====== Source material
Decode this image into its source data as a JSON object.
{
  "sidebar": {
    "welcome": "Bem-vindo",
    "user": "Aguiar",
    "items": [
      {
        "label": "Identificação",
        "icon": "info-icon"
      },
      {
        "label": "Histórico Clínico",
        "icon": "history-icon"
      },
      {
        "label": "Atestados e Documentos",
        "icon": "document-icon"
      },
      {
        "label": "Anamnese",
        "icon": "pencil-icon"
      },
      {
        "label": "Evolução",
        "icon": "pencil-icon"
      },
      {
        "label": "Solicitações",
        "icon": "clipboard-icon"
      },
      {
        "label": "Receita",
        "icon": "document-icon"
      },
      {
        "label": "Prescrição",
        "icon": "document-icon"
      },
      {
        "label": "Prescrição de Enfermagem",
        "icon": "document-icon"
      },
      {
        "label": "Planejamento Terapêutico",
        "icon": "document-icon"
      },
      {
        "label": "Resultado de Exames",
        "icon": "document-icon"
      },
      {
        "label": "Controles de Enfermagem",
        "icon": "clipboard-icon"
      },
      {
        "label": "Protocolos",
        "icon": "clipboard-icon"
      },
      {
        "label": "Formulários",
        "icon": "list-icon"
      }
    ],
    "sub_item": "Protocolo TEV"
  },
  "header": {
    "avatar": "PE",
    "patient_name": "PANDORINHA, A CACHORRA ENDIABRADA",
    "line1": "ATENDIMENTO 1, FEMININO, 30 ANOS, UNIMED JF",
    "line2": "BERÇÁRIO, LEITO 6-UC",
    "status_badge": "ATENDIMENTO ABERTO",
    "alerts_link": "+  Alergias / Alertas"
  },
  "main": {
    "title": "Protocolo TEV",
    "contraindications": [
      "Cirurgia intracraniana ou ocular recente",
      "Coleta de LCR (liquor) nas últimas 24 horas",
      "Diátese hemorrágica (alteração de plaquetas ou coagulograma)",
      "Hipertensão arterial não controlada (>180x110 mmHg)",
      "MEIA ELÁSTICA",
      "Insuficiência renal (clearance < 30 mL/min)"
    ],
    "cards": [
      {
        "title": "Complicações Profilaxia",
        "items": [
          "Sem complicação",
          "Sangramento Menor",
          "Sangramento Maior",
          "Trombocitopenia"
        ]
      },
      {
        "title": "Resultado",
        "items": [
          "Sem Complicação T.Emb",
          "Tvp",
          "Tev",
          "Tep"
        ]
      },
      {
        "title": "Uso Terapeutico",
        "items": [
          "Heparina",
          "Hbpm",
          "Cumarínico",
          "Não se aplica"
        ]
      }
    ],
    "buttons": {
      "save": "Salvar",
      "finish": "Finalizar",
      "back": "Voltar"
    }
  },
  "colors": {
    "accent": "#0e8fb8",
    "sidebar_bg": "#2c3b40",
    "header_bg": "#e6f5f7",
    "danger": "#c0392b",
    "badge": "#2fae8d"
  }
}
============
→ **What is asked**
Output every entry shown above, exactly.

→ **The reply**
Decode this image into its source data as a JSON object.
{
  "sidebar": {
    "welcome": "Bem-vindo",
    "user": "Aguiar",
    "items": [
      {
        "label": "Identificação",
        "icon": "info-icon"
      },
      {
        "label": "Histórico Clínico",
        "icon": "history-icon"
      },
      {
        "label": "Atestados e Documentos",
        "icon": "document-icon"
      },
      {
        "label": "Anamnese",
        "icon": "pencil-icon"
      },
      {
        "label": "Evolução",
        "icon": "pencil-icon"
      },
      {
        "label": "Solicitações",
        "icon": "clipboard-icon"
      },
      {
        "label": "Receita",
        "icon": "document-icon"
      },
      {
        "label": "Prescrição",
        "icon": "document-icon"
      },
      {
        "label": "Prescrição de Enfermagem",
        "icon": "document-icon"
      },
      {
        "label": "Planejamento Terapêutico",
        "icon": "document-icon"
      },
      {
        "label": "Resultado de Exames",
        "icon": "document-icon"
      },
      {
        "label": "Controles de Enfermagem",
        "icon": "clipboard-icon"
      },
      {
        "label": "Protocolos",
        "icon": "clipboard-icon"
      },
      {
        "label": "Formulários",
        "icon": "list-icon"
      }
    ],
    "sub_item": "Protocolo TEV"
  },
  "header": {
    "avatar": "PE",
    "patient_name": "PANDORINHA, A CACHORRA ENDIABRADA",
    "line1": "ATENDIMENTO 1, FEMININO, 30 ANOS, UNIMED JF",
    "line2": "BERÇÁRIO, LEITO 6-UC",
    "status_badge": "ATENDIMENTO ABERTO",
    "alerts_link": "+  Alergias / Alertas"
  },
  "main": {
    "title": "Protocolo TEV",
    "contraindications": [
      "Cirurgia intracraniana ou ocular recente",
      "Coleta de LCR (liquor) nas últimas 24 horas",
      "Diátese hemorrágica (alteração de plaquetas ou coagulograma)",
      "Hipertensão arterial não controlada (>180x110 mmHg)",
      "MEIA ELÁSTICA",
      "Insuficiência renal (clearance < 30 mL/min)"
    ],
    "cards": [
      {
        "title": "Complicações Profilaxia",
        "items": [
          "Sem complicação",
          "Sangramento Menor",
          "Sangramento Maior",
          "Trombocitopenia"
        ]
      },
      {
        "title": "Resultado",
        "items": [
          "Sem Complicação T.Emb",
          "Tvp",
          "Tev",
          "Tep"
        ]
      },
      {
        "title": "Uso Terapeutico",
        "items": [
          "Heparina",
          "Hbpm",
          "Cumarínico",
          "Não se aplica"
        ]
      }
    ],
    "buttons": {
      "save": "Salvar",
      "finish": "Finalizar",
      "back": "Voltar"
    }
  },
  "colors": {
    "accent": "#0e8fb8",
    "sidebar_bg": "#2c3b40",
    "header_bg": "#e6f5f7",
    "danger": "#c0392b",
    "badge": "#2fae8d"
  }
}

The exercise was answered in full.